### AIM
Identify the lines that contain the string "diferentes", then copy each of them.

### EXTRACTED INFORMATION
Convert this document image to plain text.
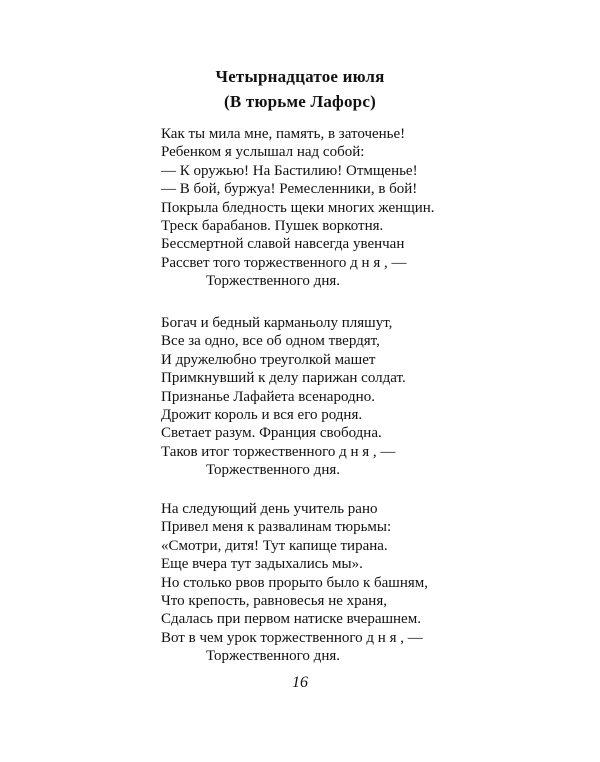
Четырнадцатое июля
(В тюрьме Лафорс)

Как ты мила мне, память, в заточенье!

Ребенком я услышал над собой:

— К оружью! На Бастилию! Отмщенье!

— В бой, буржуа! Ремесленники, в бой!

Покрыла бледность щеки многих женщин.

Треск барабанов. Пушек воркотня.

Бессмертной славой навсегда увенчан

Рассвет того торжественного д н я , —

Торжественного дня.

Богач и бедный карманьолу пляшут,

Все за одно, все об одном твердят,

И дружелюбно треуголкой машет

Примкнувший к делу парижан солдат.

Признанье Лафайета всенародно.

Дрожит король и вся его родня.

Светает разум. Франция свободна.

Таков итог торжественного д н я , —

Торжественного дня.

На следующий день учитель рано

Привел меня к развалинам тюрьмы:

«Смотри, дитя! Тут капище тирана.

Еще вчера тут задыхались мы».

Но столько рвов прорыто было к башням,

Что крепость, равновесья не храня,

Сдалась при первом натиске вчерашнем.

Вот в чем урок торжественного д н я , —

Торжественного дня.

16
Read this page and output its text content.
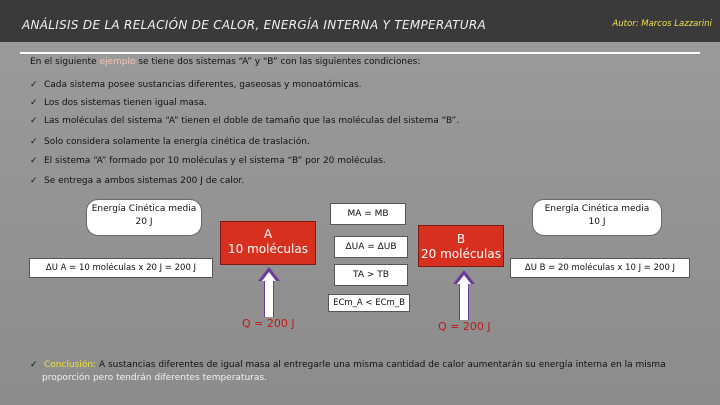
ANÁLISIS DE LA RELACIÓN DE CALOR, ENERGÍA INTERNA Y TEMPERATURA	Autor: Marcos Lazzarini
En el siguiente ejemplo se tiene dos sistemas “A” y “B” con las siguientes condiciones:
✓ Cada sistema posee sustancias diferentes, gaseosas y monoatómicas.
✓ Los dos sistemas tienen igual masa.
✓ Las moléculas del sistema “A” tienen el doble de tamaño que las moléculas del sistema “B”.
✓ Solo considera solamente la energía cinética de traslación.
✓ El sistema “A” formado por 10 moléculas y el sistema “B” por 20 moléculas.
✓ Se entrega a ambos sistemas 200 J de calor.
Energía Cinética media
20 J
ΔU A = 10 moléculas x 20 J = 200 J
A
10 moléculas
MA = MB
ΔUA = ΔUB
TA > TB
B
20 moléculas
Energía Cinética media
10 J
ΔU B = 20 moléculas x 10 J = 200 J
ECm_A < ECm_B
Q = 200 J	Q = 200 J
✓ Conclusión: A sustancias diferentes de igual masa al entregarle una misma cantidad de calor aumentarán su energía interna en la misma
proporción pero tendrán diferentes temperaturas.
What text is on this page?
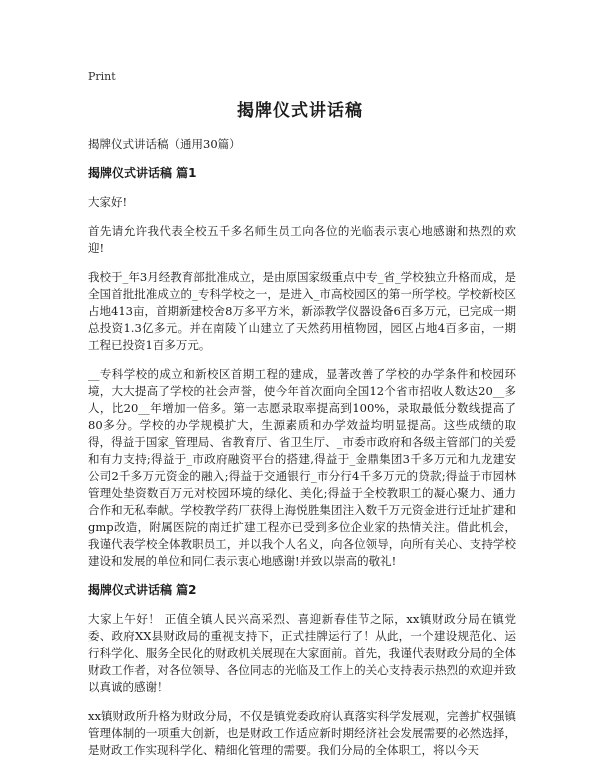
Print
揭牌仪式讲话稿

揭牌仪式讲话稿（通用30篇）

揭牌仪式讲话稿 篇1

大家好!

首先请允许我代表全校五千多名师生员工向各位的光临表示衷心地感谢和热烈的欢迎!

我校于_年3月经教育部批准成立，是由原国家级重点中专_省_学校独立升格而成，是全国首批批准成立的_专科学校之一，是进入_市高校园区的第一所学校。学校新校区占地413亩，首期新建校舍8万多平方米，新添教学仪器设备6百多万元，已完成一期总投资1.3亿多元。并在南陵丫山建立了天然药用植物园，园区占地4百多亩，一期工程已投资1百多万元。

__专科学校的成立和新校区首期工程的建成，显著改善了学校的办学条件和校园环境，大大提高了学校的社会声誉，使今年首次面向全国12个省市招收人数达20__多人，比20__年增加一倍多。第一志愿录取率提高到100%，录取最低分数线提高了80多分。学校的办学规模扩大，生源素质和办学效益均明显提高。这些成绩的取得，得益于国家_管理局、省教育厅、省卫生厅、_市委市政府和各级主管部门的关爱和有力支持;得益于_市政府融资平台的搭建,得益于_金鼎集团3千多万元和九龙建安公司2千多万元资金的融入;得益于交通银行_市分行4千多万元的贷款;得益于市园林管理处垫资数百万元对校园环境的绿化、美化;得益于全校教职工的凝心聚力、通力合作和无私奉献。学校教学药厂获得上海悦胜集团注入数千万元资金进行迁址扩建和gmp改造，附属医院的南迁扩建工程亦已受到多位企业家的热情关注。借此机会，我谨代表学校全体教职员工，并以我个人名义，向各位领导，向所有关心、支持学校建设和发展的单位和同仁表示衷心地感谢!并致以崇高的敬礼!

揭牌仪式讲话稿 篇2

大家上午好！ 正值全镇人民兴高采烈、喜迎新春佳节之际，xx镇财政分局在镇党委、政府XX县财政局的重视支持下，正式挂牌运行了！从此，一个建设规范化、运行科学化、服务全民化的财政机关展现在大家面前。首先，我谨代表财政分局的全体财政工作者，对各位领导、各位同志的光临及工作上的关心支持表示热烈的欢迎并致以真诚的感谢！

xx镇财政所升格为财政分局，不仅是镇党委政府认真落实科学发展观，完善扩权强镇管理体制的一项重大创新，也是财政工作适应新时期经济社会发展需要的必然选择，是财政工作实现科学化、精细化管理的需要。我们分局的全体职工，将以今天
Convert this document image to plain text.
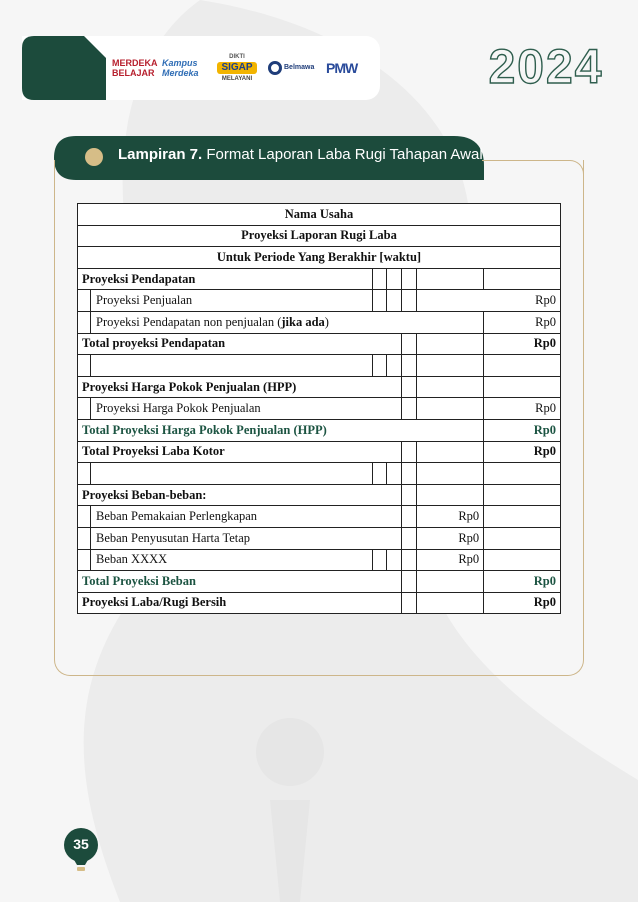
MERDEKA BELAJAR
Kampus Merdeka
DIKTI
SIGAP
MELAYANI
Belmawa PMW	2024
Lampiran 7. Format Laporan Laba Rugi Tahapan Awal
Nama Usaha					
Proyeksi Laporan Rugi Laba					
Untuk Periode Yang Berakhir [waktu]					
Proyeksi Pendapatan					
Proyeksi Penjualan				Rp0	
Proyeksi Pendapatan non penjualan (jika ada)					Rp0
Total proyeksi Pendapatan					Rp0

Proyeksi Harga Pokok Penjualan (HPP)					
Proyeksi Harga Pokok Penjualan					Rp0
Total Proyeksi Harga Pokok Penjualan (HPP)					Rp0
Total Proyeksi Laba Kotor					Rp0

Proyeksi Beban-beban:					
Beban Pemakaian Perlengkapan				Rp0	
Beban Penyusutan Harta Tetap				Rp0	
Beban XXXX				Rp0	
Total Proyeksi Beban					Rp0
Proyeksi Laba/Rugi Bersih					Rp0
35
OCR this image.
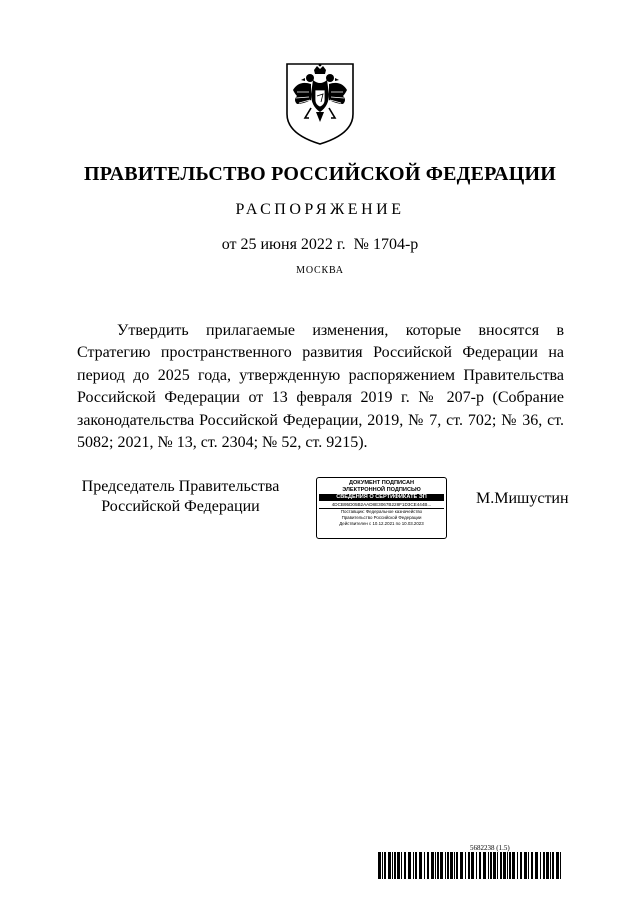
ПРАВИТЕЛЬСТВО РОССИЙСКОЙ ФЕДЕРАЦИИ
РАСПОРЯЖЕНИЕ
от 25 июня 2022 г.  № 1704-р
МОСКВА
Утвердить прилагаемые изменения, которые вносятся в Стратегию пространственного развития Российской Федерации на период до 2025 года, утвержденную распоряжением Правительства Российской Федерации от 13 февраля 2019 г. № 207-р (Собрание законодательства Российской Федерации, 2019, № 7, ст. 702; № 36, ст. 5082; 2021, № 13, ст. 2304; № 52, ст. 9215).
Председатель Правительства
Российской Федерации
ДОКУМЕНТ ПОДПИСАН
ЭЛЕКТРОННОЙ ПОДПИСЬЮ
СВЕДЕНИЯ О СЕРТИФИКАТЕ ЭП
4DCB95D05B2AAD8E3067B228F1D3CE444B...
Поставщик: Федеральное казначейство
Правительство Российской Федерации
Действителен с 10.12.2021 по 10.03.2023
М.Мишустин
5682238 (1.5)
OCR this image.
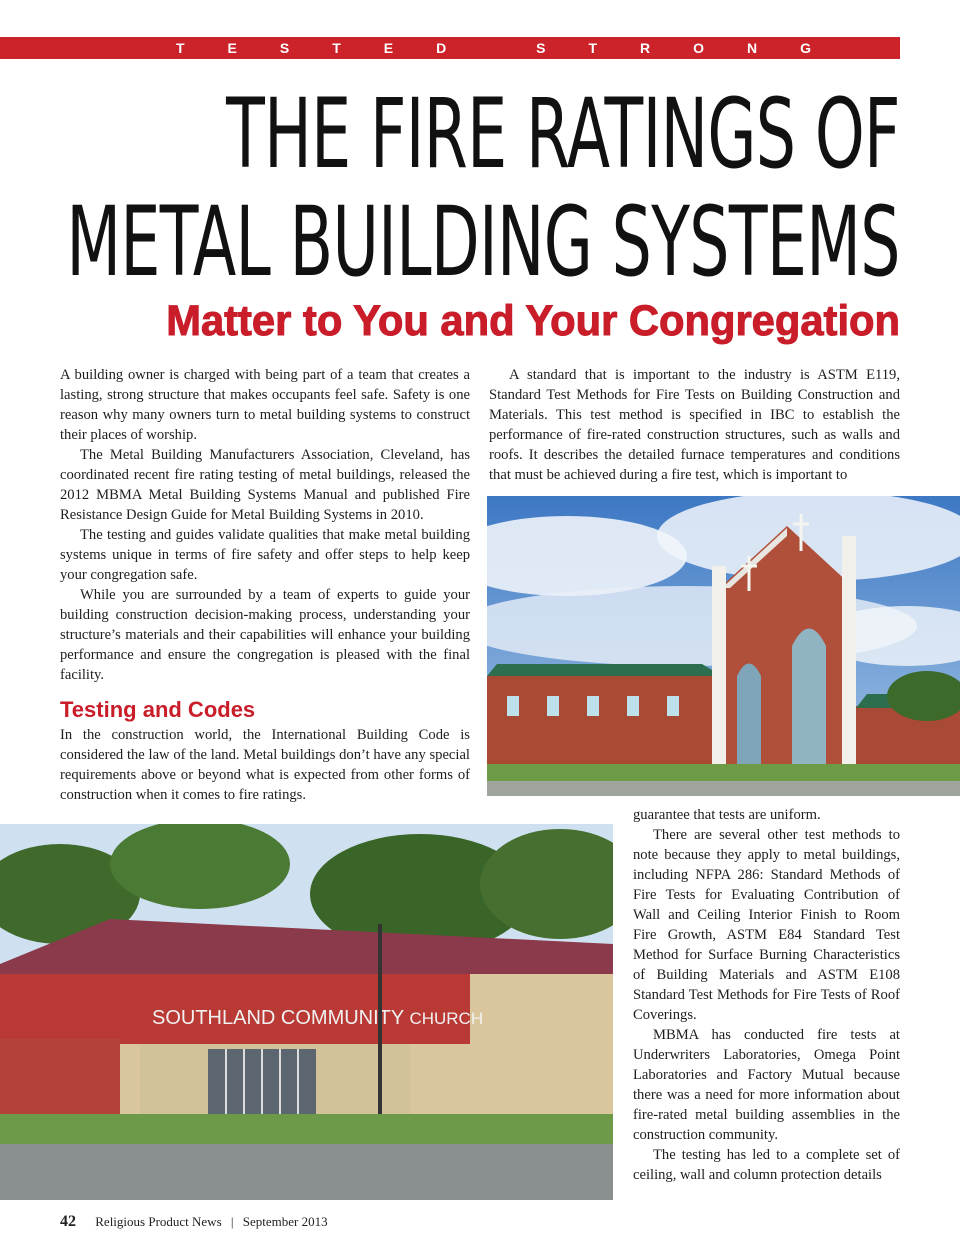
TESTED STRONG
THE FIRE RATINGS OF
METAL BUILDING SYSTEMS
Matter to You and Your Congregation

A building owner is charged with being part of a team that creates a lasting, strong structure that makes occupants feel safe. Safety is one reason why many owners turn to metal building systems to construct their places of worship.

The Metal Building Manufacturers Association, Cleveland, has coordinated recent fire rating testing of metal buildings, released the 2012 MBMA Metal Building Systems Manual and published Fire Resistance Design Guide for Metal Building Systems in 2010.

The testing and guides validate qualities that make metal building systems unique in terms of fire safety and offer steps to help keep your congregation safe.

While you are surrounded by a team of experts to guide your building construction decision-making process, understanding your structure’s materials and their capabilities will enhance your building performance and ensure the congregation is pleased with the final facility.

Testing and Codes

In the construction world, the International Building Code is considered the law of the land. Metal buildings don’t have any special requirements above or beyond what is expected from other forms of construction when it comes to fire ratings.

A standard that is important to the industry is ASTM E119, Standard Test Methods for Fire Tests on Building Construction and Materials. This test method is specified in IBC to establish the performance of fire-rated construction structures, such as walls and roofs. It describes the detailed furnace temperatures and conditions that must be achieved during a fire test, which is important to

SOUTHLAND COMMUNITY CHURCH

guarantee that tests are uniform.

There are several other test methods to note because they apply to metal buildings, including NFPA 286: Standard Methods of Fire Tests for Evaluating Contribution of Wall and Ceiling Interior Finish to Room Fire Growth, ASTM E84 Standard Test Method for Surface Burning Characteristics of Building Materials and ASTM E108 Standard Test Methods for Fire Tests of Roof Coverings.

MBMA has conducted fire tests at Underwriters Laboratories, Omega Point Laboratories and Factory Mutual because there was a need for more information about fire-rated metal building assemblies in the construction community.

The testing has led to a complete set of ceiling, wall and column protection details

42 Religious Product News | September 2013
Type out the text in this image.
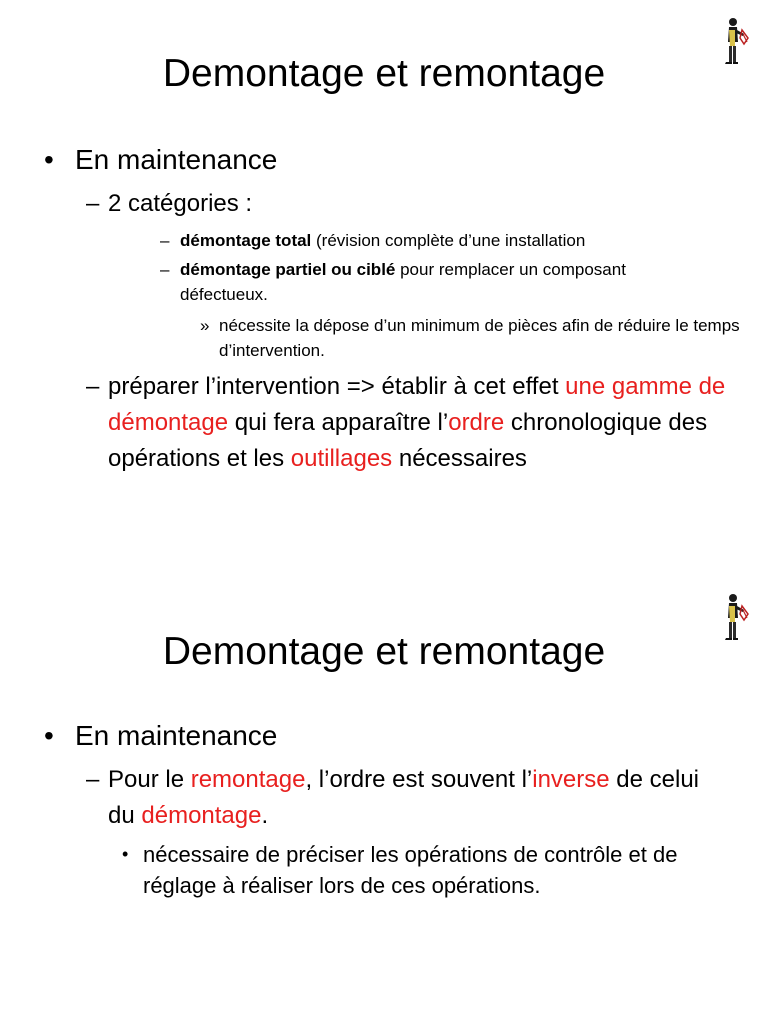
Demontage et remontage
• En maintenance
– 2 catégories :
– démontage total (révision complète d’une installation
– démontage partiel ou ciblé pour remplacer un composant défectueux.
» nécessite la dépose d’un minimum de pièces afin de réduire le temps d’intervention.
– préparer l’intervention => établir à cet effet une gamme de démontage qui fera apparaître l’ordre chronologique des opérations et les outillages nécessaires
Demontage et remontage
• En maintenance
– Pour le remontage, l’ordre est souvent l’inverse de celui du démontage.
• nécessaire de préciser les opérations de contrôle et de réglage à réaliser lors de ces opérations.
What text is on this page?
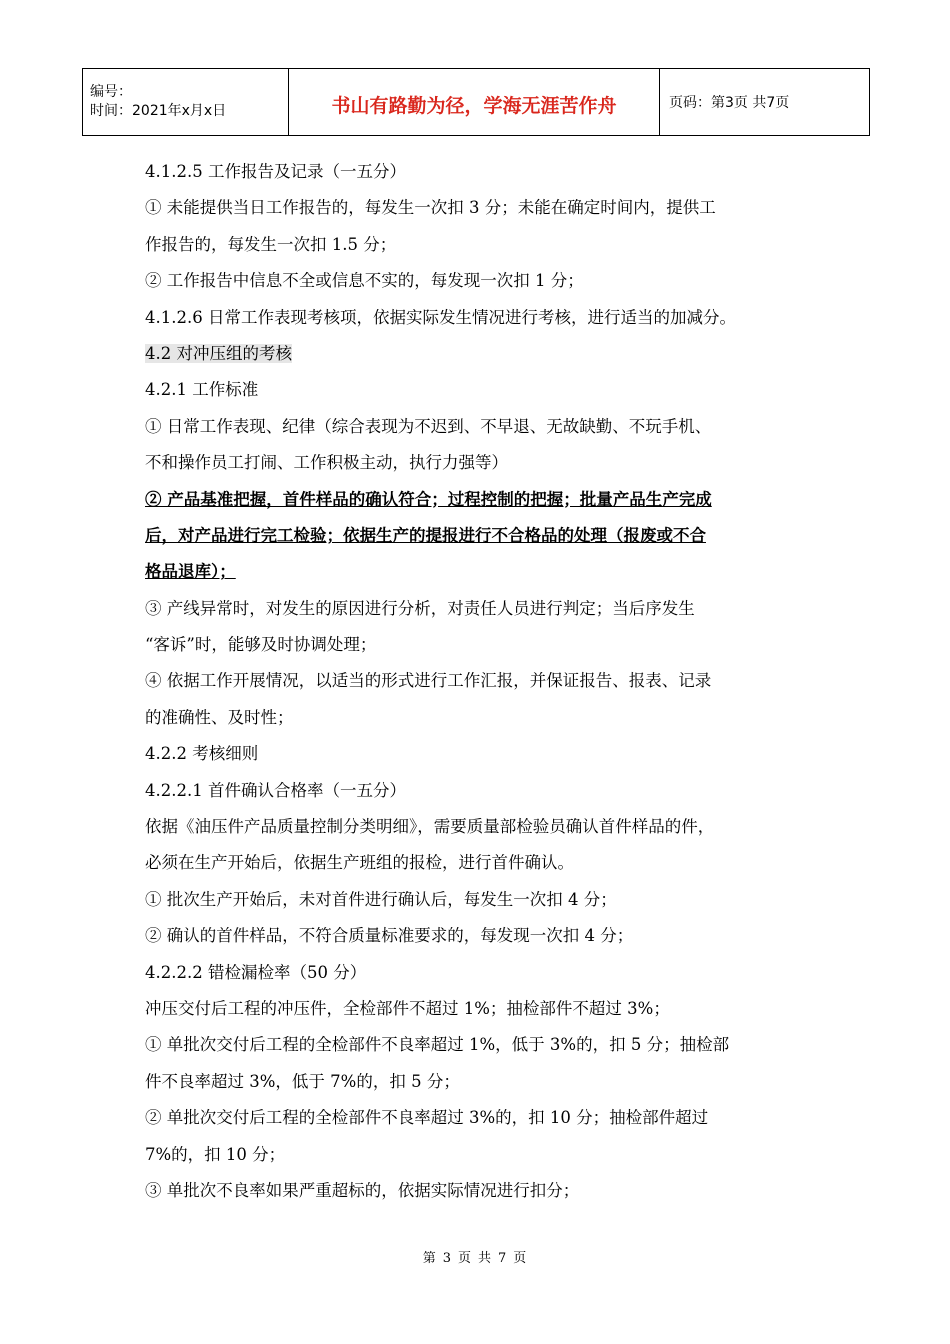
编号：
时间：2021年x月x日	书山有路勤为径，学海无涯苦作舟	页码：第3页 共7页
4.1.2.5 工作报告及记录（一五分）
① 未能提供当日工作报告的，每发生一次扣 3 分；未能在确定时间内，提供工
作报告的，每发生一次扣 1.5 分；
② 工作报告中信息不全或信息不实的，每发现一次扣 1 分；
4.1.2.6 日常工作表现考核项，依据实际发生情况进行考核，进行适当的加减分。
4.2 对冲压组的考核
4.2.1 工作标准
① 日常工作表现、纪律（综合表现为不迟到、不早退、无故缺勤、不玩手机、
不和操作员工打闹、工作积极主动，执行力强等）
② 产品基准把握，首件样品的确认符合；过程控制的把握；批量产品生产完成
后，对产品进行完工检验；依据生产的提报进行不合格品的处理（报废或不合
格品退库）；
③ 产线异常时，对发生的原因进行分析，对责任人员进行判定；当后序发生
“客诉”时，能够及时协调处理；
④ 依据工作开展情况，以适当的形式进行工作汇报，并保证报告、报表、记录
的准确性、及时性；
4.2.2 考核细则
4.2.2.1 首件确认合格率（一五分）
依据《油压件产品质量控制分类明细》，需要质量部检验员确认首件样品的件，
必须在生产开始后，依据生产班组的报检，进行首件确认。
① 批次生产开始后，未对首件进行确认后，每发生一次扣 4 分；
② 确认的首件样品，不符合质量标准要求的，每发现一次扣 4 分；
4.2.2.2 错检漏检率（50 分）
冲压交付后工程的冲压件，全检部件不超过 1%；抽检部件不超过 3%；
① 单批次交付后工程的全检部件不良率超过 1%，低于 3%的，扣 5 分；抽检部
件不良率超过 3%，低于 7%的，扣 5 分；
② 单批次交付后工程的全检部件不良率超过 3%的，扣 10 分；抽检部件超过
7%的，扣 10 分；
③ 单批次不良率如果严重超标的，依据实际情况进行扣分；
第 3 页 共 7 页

### RESPONSE TO THE EXERCISE
✓ Cada sistema posee sustancias diferentes, gaseosas y monoatómicas.
✓ Conclusión: A sustancias diferentes de igual masa al entregarle una misma cantidad de calor aumentarán su energía interna en la misma
proporción pero tendrán diferentes temperaturas.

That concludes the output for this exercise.